GIVEN PROBLEM — Go through the listing and set it down exactly, leaving out its pictures.

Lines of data
= = = = = = =

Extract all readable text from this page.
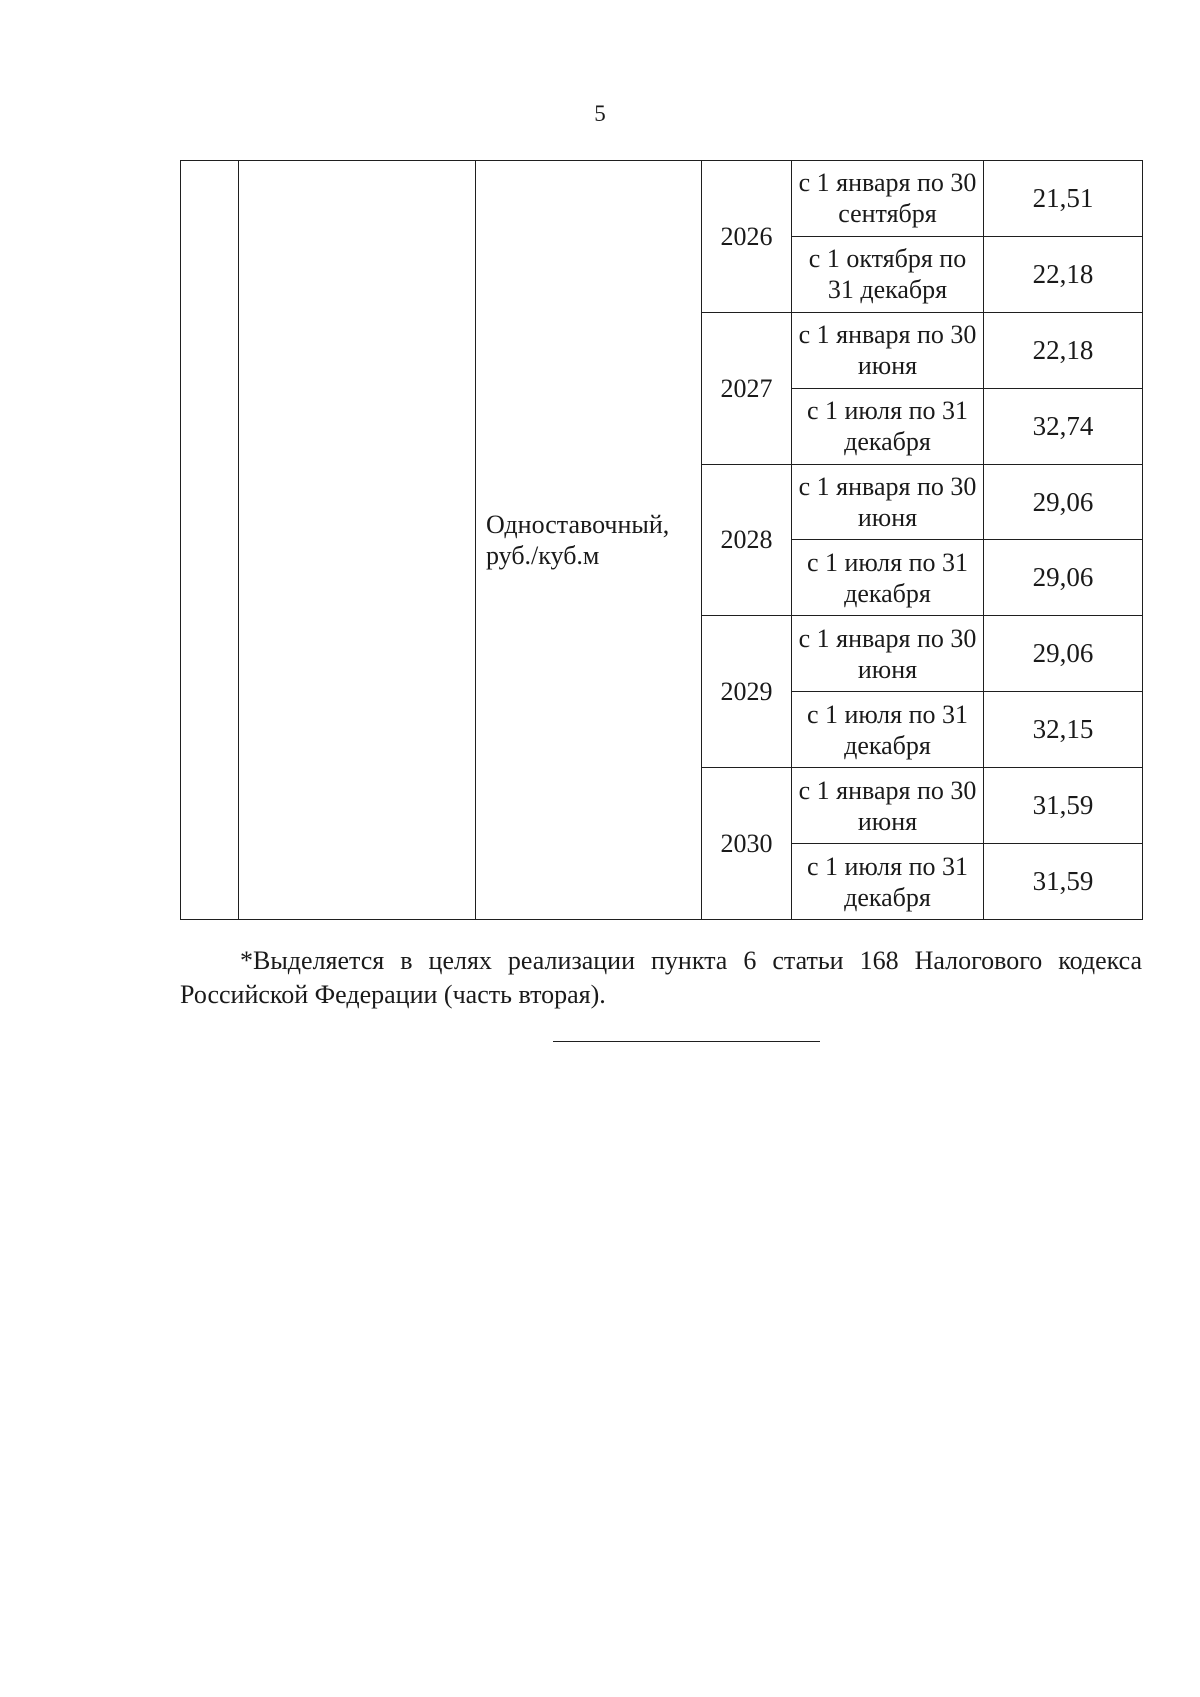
5
		Одноставочный, руб./куб.м	2026	с 1 января по 30 сентября	21,51
				с 1 октября по 31 декабря	22,18
			2027	с 1 января по 30 июня	22,18
				с 1 июля по 31 декабря	32,74
			2028	с 1 января по 30 июня	29,06
				с 1 июля по 31 декабря	29,06
			2029	с 1 января по 30 июня	29,06
				с 1 июля по 31 декабря	32,15
			2030	с 1 января по 30 июня	31,59
				с 1 июля по 31 декабря	31,59
*Выделяется в целях реализации пункта 6 статьи 168 Налогового кодекса Российской Федерации (часть вторая).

= = = = = = =

RESULT —
Extract all readable text from this page.
5
		Одноставочный, руб./куб.м	2026	с 1 января по 30 сентября	21,51
				с 1 октября по 31 декабря	22,18
			2027	с 1 января по 30 июня	22,18
				с 1 июля по 31 декабря	32,74
			2028	с 1 января по 30 июня	29,06
				с 1 июля по 31 декабря	29,06
			2029	с 1 января по 30 июня	29,06
				с 1 июля по 31 декабря	32,15
			2030	с 1 января по 30 июня	31,59
				с 1 июля по 31 декабря	31,59
*Выделяется в целях реализации пункта 6 статьи 168 Налогового кодекса Российской Федерации (часть вторая).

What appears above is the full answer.